> Problem to solve: Copy out every record below, word for word.

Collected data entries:
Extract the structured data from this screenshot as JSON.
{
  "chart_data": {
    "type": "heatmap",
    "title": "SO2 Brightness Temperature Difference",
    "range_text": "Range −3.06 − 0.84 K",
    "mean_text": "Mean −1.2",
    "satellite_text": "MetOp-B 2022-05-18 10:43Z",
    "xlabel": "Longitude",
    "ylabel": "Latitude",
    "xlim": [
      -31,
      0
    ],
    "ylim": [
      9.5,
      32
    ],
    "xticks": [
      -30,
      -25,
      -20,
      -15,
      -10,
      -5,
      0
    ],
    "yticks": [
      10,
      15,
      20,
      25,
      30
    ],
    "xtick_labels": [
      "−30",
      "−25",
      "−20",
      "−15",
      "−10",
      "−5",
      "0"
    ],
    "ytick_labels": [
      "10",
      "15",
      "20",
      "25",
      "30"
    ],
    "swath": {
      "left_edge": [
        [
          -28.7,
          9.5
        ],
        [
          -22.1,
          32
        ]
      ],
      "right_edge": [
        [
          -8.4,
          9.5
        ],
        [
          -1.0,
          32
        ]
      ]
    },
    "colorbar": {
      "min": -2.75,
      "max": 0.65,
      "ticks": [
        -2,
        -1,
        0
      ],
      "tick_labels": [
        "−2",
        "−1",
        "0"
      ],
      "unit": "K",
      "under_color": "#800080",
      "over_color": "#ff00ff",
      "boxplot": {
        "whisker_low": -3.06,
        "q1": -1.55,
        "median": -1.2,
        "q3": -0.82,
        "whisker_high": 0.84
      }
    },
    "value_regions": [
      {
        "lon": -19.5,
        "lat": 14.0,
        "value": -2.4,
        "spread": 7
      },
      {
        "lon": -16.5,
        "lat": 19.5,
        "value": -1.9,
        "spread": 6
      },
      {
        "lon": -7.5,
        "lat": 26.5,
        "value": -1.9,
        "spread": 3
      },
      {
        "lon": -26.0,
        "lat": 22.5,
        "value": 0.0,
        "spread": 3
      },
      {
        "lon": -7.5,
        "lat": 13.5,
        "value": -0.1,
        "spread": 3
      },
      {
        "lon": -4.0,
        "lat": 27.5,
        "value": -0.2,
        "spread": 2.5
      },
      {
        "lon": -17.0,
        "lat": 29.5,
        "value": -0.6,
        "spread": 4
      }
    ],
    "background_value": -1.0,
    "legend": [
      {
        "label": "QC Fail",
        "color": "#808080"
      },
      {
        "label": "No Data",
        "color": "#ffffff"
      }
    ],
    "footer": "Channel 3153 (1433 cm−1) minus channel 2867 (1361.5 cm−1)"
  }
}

> Exercise output:
Extract the structured data from this screenshot as JSON.
{
  "chart_data": {
    "type": "heatmap",
    "title": "SO2 Brightness Temperature Difference",
    "range_text": "Range −3.06 − 0.84 K",
    "mean_text": "Mean −1.2",
    "satellite_text": "MetOp-B 2022-05-18 10:43Z",
    "xlabel": "Longitude",
    "ylabel": "Latitude",
    "xlim": [
      -31,
      0
    ],
    "ylim": [
      9.5,
      32
    ],
    "xticks": [
      -30,
      -25,
      -20,
      -15,
      -10,
      -5,
      0
    ],
    "yticks": [
      10,
      15,
      20,
      25,
      30
    ],
    "xtick_labels": [
      "−30",
      "−25",
      "−20",
      "−15",
      "−10",
      "−5",
      "0"
    ],
    "ytick_labels": [
      "10",
      "15",
      "20",
      "25",
      "30"
    ],
    "swath": {
      "left_edge": [
        [
          -28.7,
          9.5
        ],
        [
          -22.1,
          32
        ]
      ],
      "right_edge": [
        [
          -8.4,
          9.5
        ],
        [
          -1.0,
          32
        ]
      ]
    },
    "colorbar": {
      "min": -2.75,
      "max": 0.65,
      "ticks": [
        -2,
        -1,
        0
      ],
      "tick_labels": [
        "−2",
        "−1",
        "0"
      ],
      "unit": "K",
      "under_color": "#800080",
      "over_color": "#ff00ff",
      "boxplot": {
        "whisker_low": -3.06,
        "q1": -1.55,
        "median": -1.2,
        "q3": -0.82,
        "whisker_high": 0.84
      }
    },
    "value_regions": [
      {
        "lon": -19.5,
        "lat": 14.0,
        "value": -2.4,
        "spread": 7
      },
      {
        "lon": -16.5,
        "lat": 19.5,
        "value": -1.9,
        "spread": 6
      },
      {
        "lon": -7.5,
        "lat": 26.5,
        "value": -1.9,
        "spread": 3
      },
      {
        "lon": -26.0,
        "lat": 22.5,
        "value": 0.0,
        "spread": 3
      },
      {
        "lon": -7.5,
        "lat": 13.5,
        "value": -0.1,
        "spread": 3
      },
      {
        "lon": -4.0,
        "lat": 27.5,
        "value": -0.2,
        "spread": 2.5
      },
      {
        "lon": -17.0,
        "lat": 29.5,
        "value": -0.6,
        "spread": 4
      }
    ],
    "background_value": -1.0,
    "legend": [
      {
        "label": "QC Fail",
        "color": "#808080"
      },
      {
        "label": "No Data",
        "color": "#ffffff"
      }
    ],
    "footer": "Channel 3153 (1433 cm−1) minus channel 2867 (1361.5 cm−1)"
  }
}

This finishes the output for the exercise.